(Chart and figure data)
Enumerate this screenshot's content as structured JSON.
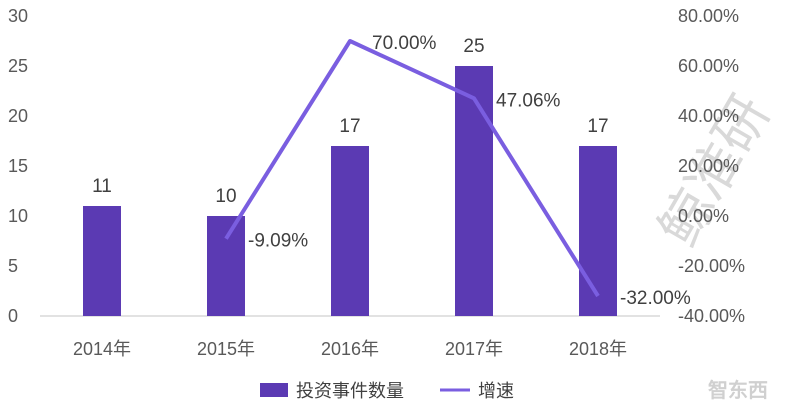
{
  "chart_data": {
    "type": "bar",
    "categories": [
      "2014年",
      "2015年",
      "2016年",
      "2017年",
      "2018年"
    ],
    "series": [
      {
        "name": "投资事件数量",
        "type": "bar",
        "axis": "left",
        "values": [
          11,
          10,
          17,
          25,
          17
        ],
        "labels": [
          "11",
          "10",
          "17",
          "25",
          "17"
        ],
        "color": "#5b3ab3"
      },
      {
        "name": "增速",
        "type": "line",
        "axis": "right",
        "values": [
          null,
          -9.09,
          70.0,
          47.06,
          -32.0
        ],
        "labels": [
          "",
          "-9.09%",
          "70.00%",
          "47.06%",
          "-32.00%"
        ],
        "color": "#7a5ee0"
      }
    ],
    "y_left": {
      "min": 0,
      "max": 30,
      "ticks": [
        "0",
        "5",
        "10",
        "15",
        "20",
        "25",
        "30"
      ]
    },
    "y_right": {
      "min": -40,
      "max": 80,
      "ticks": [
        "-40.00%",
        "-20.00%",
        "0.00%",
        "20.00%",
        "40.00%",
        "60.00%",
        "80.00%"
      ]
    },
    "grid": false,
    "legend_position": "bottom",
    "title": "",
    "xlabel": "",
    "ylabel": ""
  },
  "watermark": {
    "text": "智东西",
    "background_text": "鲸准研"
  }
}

==

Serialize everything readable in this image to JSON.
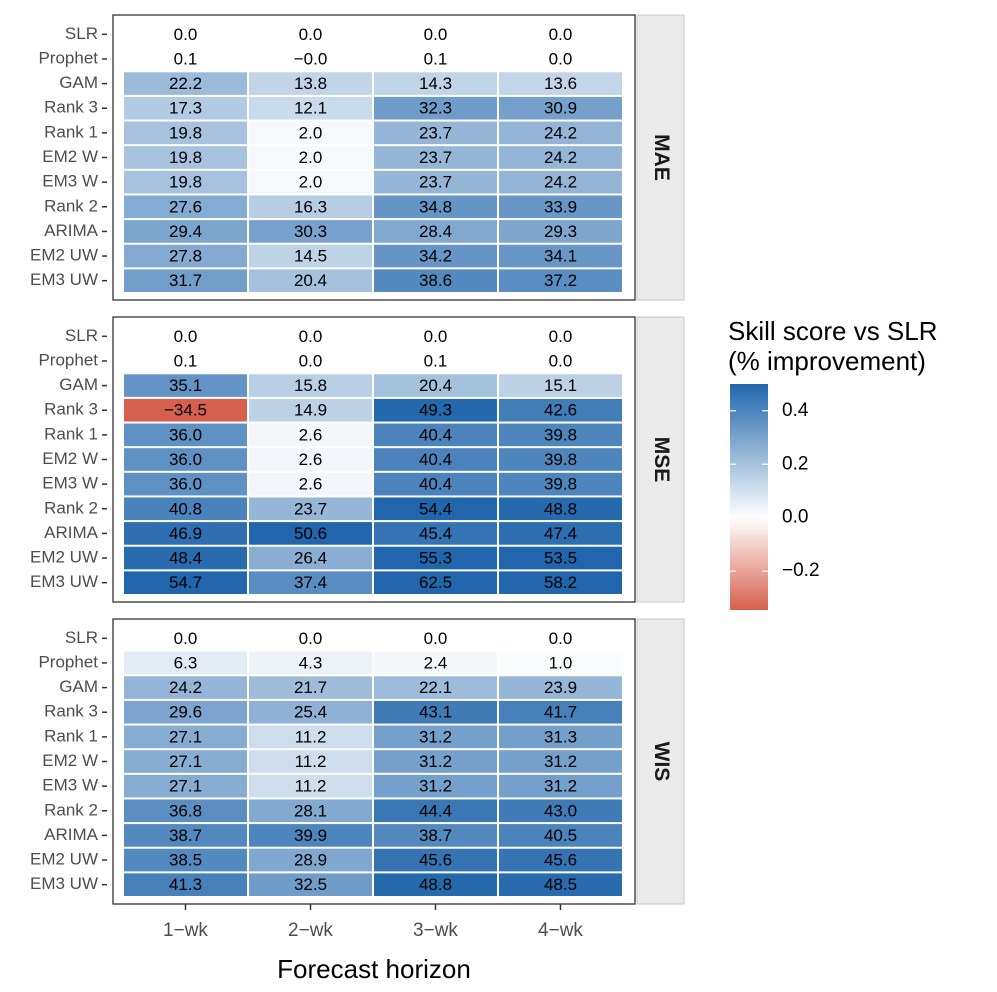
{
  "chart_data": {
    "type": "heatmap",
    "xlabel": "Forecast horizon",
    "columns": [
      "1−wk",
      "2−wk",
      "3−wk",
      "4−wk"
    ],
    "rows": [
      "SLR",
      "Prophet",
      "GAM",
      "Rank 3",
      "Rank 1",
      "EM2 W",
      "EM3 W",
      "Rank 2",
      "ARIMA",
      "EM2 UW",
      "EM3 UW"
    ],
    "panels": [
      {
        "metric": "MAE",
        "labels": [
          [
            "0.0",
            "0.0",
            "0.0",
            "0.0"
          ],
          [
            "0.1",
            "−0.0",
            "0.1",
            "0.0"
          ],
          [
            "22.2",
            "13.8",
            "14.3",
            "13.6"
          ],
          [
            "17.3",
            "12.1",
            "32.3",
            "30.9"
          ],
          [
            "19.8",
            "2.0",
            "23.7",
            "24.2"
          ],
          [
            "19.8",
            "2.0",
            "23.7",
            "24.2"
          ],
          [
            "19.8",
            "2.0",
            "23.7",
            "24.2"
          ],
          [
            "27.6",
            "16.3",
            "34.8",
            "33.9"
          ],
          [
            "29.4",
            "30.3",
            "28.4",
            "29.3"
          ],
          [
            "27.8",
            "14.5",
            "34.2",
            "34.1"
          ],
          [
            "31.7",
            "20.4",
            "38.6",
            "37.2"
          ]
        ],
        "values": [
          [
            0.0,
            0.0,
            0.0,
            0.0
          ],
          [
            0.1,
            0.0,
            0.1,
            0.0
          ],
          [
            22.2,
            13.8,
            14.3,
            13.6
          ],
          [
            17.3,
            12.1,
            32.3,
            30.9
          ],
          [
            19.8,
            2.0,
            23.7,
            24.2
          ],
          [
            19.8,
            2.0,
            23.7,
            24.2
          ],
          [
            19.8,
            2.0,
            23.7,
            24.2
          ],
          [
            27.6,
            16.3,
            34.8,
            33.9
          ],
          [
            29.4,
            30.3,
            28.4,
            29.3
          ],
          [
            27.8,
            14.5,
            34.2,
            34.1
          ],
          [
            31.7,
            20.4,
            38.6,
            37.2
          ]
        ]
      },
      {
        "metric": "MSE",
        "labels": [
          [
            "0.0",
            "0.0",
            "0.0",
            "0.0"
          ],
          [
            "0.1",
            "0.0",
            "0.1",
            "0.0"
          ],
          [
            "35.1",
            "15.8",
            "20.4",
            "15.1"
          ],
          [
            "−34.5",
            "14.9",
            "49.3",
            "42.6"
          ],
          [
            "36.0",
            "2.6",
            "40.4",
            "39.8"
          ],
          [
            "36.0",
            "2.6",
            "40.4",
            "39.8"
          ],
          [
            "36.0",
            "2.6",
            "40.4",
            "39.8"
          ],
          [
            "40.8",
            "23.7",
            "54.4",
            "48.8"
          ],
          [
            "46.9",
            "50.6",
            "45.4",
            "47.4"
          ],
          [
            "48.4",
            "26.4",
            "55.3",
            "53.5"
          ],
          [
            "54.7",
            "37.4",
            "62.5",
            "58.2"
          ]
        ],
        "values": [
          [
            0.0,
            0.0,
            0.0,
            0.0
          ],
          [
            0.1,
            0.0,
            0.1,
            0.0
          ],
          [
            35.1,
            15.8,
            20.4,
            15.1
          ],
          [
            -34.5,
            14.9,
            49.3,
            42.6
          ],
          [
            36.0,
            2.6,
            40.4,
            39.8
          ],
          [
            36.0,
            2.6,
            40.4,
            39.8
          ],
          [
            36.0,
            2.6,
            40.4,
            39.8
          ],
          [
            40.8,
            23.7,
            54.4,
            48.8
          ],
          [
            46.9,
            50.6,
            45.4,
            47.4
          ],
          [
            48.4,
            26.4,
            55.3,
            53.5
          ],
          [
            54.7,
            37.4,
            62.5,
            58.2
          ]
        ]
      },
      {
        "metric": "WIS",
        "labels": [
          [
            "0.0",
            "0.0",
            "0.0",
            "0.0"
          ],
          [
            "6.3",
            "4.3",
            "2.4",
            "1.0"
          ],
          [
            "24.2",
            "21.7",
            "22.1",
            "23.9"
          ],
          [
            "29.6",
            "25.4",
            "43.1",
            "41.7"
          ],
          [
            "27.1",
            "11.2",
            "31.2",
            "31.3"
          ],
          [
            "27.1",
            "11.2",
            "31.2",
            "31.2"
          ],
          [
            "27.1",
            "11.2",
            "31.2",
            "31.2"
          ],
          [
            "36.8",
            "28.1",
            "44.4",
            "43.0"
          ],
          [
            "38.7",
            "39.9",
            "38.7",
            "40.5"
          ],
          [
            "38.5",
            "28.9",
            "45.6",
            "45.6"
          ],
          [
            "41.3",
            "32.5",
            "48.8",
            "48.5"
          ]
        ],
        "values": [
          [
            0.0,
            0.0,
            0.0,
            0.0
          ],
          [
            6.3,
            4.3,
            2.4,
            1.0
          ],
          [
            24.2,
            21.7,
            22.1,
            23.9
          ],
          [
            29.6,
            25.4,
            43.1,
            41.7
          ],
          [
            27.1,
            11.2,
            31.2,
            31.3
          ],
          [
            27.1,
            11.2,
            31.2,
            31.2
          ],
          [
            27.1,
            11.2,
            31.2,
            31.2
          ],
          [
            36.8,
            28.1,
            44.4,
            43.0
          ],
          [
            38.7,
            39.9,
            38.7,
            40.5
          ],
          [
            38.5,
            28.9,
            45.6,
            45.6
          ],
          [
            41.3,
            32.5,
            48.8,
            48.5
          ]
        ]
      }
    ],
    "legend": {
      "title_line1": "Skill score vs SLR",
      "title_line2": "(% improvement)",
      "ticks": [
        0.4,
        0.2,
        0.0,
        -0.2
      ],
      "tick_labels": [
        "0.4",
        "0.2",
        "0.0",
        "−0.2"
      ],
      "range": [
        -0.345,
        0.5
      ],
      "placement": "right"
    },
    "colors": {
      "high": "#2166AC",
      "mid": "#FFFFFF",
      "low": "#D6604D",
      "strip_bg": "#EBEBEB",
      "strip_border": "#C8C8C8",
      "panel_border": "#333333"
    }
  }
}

◆ Problem to work on: Where a line in the entries holds the word "type", copy that line.

◆ Answer to the task:
    "type": "bar",
        "type": "bar",
        "type": "line",
    "type": "heatmap",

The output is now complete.